#### What you have to do:
Select, from the material below, each line with "seeing" in it.

#### Data entries:
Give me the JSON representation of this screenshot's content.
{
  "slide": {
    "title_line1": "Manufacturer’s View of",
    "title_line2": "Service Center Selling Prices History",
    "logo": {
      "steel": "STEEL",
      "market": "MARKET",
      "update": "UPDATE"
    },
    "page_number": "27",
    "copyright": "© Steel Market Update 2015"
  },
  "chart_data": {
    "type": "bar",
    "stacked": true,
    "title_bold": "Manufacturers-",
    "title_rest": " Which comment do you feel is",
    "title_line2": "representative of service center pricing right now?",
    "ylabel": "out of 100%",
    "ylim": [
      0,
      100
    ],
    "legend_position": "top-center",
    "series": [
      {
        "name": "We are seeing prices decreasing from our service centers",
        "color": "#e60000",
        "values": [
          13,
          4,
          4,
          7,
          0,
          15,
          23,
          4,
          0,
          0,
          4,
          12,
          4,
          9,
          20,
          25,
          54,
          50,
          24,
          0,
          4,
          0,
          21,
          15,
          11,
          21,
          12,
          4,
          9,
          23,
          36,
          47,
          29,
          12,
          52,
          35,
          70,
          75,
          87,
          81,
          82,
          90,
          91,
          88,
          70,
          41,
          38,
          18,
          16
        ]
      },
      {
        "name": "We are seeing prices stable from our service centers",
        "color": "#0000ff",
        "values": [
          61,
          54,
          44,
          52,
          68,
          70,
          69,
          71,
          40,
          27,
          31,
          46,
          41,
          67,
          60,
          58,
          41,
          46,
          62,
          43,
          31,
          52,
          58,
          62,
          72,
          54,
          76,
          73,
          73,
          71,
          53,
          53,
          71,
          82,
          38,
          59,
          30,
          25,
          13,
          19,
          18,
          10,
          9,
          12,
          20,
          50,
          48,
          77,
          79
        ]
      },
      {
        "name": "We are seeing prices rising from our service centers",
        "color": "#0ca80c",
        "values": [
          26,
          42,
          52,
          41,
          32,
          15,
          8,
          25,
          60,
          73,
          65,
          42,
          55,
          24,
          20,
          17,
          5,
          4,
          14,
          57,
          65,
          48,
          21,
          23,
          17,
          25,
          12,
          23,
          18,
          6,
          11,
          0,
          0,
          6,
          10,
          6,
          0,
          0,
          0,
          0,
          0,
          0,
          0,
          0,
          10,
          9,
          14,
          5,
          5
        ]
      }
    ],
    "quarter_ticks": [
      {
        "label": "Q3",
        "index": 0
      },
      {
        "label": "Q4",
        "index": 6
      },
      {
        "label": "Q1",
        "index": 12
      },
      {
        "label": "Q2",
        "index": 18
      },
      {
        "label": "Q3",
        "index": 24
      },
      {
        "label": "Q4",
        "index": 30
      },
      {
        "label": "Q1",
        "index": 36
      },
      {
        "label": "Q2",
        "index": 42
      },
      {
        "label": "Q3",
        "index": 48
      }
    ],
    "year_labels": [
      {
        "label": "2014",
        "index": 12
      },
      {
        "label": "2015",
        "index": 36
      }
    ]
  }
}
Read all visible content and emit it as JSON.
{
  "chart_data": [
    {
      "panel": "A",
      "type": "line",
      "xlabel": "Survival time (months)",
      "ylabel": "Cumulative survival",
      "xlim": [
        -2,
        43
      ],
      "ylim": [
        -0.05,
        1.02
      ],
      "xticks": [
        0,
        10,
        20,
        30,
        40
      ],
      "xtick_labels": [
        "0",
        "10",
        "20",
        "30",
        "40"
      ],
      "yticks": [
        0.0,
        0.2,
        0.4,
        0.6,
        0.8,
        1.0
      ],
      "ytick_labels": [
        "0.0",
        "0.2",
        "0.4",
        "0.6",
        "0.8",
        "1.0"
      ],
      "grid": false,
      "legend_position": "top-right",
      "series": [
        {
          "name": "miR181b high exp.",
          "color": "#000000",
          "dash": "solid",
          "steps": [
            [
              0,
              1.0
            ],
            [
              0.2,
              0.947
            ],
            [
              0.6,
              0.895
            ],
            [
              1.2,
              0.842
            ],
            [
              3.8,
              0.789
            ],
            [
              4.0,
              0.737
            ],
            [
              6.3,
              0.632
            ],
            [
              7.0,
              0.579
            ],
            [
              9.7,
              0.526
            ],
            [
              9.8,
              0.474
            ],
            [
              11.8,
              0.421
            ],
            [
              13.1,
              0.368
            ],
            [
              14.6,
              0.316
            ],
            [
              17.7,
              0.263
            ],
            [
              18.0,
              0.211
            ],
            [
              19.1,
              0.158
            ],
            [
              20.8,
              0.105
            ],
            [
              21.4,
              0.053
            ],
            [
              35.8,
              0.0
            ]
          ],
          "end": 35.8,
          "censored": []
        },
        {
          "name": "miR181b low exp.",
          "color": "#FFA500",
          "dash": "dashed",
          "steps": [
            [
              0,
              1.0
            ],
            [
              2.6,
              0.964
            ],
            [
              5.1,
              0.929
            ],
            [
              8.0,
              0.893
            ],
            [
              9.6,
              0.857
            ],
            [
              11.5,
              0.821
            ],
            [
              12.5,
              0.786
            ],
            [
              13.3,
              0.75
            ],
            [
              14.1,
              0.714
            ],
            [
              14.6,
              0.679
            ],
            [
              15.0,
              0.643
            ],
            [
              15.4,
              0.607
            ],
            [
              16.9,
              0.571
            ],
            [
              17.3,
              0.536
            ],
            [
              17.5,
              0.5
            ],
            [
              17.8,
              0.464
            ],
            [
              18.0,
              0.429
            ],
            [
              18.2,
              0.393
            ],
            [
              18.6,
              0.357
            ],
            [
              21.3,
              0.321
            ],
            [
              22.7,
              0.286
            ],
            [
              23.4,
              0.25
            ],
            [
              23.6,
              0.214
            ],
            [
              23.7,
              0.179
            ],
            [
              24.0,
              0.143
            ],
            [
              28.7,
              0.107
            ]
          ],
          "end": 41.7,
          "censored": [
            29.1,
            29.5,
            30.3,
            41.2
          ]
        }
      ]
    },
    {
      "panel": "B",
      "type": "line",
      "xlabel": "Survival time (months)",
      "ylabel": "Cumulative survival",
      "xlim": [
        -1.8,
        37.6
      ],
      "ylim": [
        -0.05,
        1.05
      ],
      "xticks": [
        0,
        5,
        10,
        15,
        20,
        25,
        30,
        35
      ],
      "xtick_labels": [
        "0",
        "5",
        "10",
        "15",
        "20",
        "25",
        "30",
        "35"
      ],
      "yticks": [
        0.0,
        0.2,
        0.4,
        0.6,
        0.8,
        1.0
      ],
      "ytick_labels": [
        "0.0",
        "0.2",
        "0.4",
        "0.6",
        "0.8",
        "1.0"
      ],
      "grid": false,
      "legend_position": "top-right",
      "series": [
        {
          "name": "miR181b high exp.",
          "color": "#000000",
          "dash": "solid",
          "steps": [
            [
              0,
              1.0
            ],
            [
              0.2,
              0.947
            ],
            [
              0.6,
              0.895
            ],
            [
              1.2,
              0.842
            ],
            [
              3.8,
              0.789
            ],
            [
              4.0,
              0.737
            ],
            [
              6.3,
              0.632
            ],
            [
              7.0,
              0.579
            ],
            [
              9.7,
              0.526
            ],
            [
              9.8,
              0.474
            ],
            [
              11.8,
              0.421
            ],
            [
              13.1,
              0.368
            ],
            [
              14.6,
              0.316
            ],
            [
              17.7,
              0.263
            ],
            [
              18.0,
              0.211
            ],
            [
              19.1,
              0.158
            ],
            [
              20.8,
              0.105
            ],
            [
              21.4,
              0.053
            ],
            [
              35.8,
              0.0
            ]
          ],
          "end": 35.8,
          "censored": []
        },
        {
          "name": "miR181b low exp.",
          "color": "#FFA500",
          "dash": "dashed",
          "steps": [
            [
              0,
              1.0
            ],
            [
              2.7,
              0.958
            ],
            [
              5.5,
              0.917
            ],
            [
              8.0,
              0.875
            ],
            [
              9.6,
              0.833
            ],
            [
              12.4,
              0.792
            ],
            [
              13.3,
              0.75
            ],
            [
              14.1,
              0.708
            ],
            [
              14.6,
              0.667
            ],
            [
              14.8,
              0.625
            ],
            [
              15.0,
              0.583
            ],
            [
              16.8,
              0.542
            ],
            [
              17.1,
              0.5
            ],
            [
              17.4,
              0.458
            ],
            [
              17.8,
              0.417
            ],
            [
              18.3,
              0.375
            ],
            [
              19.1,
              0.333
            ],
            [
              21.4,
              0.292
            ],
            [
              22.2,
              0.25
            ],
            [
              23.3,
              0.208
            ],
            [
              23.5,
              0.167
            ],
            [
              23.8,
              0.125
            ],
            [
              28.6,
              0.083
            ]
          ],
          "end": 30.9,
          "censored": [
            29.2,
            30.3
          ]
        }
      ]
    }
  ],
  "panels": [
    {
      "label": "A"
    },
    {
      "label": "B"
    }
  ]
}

#### Task result:
        "name": "We are seeing prices decreasing from our service centers",
        "name": "We are seeing prices stable from our service centers",
        "name": "We are seeing prices rising from our service centers",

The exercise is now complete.